WHAT IS BEING ASKED
Find each line with the string "minmax" and report it.

RECORDS SUPPLIED
....................
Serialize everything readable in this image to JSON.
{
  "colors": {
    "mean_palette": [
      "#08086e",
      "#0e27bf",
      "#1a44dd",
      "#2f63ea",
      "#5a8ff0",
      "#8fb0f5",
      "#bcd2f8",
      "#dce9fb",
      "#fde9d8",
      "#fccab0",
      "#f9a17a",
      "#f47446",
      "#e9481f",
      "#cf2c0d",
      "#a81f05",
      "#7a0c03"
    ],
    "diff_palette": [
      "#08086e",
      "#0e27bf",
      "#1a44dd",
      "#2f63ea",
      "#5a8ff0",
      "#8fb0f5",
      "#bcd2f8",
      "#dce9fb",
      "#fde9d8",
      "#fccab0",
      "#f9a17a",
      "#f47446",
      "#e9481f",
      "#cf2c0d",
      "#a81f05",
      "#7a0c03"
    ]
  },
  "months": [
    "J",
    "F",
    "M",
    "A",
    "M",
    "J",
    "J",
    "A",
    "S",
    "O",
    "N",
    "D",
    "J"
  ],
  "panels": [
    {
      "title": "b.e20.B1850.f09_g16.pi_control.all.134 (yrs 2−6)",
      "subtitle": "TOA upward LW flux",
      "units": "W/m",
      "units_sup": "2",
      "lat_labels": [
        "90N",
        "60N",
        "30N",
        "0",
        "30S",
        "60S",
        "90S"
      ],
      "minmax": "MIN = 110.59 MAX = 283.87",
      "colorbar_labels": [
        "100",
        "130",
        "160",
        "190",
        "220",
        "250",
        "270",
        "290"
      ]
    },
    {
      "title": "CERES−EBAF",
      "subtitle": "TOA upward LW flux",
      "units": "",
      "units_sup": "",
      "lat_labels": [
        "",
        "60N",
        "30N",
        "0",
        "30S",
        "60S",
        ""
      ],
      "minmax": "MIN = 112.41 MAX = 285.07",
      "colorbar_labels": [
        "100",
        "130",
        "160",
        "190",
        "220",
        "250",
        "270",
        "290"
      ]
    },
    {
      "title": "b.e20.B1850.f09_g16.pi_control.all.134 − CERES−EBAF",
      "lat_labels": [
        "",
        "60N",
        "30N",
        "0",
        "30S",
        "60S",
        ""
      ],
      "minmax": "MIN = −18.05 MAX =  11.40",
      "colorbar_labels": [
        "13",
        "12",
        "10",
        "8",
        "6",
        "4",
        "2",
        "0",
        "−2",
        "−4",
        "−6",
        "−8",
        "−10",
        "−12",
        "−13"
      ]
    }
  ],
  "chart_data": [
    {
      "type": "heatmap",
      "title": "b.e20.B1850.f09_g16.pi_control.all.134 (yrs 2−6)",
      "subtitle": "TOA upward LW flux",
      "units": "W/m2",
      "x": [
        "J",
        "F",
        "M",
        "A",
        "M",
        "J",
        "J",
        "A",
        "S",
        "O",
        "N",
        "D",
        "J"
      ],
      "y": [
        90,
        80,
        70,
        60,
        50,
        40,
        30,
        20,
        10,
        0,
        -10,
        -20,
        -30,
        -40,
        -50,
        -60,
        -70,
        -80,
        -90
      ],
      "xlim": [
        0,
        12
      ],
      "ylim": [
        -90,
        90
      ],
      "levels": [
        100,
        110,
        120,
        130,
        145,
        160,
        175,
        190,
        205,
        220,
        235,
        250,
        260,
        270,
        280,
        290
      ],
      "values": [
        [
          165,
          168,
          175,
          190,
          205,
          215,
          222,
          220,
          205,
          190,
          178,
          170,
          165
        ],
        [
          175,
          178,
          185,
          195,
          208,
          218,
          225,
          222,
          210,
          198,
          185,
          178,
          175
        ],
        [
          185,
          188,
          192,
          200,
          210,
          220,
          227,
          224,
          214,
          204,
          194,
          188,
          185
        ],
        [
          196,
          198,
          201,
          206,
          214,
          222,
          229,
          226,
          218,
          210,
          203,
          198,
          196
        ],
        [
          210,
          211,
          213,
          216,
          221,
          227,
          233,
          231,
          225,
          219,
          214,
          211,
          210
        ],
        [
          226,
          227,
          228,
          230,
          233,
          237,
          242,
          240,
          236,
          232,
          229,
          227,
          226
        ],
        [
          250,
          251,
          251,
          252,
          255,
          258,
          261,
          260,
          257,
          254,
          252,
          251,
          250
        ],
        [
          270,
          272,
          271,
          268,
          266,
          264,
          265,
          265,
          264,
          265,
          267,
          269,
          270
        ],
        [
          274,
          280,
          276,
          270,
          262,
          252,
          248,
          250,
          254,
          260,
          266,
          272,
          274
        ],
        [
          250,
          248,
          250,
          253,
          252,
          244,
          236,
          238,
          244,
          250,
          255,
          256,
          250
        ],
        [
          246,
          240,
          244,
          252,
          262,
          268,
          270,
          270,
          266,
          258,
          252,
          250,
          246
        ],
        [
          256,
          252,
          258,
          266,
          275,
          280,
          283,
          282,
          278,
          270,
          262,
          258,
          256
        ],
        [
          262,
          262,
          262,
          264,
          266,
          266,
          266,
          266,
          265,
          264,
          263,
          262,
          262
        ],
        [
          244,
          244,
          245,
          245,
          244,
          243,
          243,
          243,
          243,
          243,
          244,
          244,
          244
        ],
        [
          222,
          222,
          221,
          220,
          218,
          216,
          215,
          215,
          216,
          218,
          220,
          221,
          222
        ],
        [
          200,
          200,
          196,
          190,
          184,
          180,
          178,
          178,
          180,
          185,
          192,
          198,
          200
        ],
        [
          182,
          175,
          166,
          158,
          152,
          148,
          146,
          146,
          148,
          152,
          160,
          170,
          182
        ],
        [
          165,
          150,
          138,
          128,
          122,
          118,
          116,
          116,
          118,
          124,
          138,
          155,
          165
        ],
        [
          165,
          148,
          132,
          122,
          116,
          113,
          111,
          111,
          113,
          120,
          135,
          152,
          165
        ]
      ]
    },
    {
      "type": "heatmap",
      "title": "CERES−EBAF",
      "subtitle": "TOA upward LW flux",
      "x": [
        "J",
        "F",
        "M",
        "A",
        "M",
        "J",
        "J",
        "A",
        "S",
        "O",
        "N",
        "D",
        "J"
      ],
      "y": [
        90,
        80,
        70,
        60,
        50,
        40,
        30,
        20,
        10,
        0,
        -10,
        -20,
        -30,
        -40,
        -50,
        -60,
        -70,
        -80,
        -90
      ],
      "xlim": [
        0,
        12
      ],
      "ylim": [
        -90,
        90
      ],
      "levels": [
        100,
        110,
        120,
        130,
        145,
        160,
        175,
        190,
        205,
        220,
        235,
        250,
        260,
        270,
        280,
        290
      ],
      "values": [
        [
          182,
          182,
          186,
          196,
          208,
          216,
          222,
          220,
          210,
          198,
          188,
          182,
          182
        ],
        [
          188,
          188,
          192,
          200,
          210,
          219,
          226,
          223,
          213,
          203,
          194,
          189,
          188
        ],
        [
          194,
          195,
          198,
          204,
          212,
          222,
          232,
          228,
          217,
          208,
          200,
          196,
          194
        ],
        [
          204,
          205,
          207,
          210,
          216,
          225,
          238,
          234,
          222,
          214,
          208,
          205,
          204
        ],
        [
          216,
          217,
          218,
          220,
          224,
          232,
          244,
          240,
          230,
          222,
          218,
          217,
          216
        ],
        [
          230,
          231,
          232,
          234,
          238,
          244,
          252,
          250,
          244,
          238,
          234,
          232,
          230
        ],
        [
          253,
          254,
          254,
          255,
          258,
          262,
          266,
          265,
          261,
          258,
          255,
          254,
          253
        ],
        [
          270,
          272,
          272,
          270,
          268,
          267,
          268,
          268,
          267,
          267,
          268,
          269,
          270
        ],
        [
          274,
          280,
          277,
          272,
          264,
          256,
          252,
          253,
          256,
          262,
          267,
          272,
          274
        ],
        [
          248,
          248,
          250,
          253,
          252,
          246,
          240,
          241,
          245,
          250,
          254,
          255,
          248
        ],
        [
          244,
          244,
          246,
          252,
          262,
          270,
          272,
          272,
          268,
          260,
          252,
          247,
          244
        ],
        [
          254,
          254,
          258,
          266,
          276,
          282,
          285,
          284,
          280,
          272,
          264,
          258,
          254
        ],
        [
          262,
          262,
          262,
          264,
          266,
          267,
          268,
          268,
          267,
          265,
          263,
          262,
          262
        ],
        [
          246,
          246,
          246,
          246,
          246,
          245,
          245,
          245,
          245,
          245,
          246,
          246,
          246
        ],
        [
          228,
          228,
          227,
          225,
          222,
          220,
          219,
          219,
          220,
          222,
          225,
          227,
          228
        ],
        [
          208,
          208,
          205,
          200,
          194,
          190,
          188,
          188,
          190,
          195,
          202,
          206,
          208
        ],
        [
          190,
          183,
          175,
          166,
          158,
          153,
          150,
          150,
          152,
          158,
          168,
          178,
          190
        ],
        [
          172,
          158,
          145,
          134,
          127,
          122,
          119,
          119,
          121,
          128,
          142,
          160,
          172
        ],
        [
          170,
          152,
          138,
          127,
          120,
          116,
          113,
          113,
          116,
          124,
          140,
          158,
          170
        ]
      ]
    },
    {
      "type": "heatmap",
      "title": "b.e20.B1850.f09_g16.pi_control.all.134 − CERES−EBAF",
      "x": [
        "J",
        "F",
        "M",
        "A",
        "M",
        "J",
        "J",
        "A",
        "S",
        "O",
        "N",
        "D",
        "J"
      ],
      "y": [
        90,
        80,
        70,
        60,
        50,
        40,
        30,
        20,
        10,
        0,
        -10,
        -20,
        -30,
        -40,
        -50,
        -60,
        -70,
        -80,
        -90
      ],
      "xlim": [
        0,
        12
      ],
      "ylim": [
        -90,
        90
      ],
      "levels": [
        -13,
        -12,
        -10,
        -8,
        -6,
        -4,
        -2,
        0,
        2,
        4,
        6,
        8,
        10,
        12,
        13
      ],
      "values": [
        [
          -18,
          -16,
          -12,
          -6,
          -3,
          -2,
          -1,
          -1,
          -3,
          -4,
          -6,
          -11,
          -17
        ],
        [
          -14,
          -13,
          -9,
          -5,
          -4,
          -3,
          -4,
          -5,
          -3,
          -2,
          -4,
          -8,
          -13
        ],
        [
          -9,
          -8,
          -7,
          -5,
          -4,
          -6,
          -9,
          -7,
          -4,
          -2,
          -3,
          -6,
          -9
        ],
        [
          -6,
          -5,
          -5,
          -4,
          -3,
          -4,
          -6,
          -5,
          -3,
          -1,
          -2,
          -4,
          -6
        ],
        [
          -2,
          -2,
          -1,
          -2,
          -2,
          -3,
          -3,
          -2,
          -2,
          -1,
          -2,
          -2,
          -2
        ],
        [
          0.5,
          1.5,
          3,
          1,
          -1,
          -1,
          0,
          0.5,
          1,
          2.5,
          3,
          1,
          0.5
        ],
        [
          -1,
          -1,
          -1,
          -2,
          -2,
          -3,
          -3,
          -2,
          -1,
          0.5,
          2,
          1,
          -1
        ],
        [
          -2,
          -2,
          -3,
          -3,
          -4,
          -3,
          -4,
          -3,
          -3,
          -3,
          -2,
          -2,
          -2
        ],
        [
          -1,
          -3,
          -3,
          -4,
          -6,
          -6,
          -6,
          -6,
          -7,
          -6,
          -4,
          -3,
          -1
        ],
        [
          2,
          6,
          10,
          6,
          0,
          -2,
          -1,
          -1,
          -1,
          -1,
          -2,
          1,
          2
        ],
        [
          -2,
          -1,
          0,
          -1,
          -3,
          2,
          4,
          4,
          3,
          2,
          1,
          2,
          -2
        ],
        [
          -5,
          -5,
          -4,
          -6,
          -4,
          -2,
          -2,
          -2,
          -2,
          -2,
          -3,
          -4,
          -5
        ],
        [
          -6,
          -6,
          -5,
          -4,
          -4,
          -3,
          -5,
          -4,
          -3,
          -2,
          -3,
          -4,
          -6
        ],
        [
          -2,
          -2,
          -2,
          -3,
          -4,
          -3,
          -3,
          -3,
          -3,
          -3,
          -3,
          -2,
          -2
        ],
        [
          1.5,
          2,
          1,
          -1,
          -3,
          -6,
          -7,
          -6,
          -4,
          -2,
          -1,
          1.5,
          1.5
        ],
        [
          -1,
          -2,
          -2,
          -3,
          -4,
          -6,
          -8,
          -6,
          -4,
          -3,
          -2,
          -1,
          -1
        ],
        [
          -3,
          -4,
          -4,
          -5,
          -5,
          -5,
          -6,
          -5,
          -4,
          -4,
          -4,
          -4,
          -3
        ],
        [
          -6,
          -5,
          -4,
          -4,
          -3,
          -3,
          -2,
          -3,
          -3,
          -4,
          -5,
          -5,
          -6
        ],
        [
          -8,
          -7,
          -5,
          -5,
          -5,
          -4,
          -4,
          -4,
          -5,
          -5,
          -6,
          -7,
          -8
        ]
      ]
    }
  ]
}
....................
SOLUTION FOR THIS PROBLEM
      "minmax": "MIN = 110.59 MAX = 283.87",
      "minmax": "MIN = 112.41 MAX = 285.07",
      "minmax": "MIN = −18.05 MAX =  11.40",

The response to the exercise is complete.